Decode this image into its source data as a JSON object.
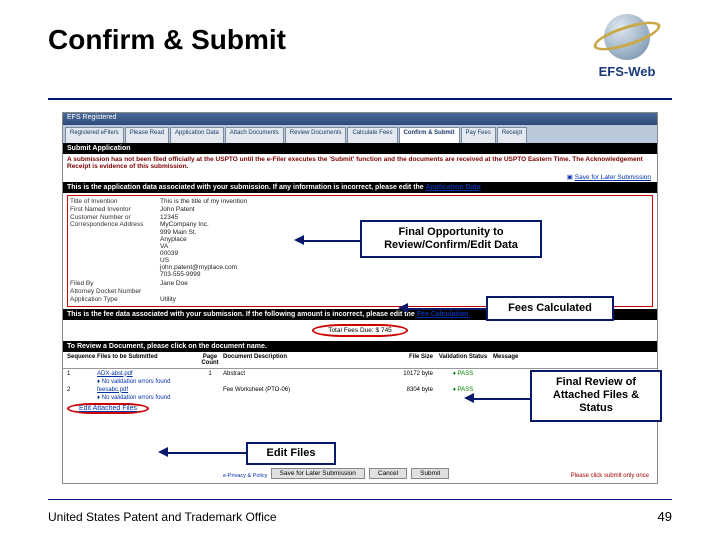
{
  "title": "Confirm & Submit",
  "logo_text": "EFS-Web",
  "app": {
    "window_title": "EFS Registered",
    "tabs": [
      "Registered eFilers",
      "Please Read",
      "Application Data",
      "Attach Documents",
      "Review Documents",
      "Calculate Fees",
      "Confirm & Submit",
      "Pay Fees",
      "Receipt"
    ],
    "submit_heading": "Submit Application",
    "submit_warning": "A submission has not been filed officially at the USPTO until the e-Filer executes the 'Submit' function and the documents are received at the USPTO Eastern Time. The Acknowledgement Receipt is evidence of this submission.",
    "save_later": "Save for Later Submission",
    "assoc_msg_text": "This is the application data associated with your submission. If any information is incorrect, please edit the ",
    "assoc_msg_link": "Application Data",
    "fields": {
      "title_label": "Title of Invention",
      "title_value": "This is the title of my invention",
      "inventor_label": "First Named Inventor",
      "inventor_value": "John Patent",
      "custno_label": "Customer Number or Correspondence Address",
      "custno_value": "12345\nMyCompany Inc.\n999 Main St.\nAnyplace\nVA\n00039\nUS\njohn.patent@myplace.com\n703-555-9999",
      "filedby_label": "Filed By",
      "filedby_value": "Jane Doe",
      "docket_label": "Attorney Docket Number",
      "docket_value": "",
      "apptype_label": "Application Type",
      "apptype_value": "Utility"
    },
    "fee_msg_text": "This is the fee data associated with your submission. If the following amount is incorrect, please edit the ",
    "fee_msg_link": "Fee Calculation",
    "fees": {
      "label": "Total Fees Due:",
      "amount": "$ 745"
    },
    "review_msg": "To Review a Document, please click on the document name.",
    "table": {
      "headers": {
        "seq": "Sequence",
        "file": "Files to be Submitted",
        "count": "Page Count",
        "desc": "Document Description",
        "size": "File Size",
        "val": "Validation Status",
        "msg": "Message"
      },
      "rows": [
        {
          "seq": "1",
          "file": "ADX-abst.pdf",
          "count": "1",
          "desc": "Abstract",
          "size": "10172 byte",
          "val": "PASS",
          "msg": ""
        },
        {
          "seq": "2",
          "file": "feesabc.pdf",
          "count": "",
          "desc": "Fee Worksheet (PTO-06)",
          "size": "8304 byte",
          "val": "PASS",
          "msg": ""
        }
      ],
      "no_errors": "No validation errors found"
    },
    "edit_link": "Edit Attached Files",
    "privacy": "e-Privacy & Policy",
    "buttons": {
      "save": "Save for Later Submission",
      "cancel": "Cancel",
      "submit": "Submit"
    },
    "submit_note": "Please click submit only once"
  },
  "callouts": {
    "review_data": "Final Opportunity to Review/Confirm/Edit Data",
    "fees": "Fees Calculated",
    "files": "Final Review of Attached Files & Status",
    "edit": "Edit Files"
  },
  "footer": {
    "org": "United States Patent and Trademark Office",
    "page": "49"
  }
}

☆ ☆ ☆

# WHAT YOU NEED TO DO:
Scan the listing above for the word "Number" and show each line where it is found.

# EXERCISE RESULT:
      "custno_label": "Customer Number or Correspondence Address",
      "docket_label": "Attorney Docket Number",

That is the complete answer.